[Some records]
+++
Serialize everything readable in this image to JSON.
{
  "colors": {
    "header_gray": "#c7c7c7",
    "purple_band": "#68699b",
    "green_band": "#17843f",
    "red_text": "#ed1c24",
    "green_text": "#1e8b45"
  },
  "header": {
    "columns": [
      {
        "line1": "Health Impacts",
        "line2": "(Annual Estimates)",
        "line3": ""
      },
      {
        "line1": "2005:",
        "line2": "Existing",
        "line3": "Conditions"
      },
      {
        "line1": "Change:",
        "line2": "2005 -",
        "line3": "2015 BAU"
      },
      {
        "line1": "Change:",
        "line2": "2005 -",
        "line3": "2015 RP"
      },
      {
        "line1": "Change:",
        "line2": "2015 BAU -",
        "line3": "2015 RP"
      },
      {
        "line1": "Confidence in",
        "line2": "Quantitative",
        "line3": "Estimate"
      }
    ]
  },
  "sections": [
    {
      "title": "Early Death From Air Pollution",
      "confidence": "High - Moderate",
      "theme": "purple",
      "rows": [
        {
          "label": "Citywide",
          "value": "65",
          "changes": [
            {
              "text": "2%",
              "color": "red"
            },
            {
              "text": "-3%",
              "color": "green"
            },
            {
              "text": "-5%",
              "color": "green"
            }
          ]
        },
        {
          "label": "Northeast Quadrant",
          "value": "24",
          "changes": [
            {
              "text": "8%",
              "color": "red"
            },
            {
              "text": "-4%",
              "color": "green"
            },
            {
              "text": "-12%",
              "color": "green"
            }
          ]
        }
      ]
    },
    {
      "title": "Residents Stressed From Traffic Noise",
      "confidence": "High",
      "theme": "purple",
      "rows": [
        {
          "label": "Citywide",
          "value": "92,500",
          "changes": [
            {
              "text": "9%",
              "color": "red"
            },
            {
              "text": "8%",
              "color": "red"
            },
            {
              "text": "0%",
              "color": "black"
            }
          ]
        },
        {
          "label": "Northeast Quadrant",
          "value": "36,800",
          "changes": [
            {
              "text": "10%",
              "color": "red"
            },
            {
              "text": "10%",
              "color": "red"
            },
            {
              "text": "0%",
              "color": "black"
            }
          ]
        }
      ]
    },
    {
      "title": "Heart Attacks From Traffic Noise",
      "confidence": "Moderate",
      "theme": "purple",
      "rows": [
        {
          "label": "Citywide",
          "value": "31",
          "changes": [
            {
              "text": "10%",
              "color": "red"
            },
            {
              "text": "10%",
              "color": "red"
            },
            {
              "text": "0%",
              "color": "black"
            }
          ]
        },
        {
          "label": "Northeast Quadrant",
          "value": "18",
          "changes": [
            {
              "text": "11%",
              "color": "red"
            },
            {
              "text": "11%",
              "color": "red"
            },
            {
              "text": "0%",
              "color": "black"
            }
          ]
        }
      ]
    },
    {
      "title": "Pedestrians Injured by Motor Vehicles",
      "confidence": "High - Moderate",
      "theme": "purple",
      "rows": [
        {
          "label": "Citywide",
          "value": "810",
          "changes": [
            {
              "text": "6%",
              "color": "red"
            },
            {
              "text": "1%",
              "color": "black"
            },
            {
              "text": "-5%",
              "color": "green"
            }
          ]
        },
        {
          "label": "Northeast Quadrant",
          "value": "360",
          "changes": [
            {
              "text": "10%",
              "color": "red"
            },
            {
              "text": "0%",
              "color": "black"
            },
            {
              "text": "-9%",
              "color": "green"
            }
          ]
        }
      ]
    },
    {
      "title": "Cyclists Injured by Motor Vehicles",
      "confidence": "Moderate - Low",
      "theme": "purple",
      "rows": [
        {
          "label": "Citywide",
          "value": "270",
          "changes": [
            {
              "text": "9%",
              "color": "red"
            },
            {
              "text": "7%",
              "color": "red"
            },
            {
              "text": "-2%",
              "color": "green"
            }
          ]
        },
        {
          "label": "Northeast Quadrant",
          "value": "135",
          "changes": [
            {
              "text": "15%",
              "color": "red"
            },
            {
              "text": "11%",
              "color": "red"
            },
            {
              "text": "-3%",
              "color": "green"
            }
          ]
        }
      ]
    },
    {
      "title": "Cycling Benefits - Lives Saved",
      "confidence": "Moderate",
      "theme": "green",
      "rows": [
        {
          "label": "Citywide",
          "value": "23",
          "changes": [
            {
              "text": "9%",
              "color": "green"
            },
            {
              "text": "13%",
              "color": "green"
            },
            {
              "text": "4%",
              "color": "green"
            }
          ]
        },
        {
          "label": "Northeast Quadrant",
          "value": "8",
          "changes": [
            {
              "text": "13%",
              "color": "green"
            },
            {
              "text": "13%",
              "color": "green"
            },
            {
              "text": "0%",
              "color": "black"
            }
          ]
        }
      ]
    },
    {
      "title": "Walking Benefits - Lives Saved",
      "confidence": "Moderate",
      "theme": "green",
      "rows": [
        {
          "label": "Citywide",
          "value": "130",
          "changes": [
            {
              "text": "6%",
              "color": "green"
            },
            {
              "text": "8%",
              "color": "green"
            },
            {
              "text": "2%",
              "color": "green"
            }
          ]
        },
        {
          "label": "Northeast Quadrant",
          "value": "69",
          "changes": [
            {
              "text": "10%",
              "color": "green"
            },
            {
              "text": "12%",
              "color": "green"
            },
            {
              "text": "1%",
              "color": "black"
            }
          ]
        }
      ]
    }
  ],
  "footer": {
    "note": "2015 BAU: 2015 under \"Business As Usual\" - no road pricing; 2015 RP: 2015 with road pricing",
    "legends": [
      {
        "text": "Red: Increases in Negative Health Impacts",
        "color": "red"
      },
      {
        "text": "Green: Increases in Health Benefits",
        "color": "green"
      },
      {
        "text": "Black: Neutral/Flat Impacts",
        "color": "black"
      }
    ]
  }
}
+++
Problem description: Go through the records above, find every line with the word "Motor", and list those lines.

Written response:
      "title": "Pedestrians Injured by Motor Vehicles",
      "title": "Cyclists Injured by Motor Vehicles",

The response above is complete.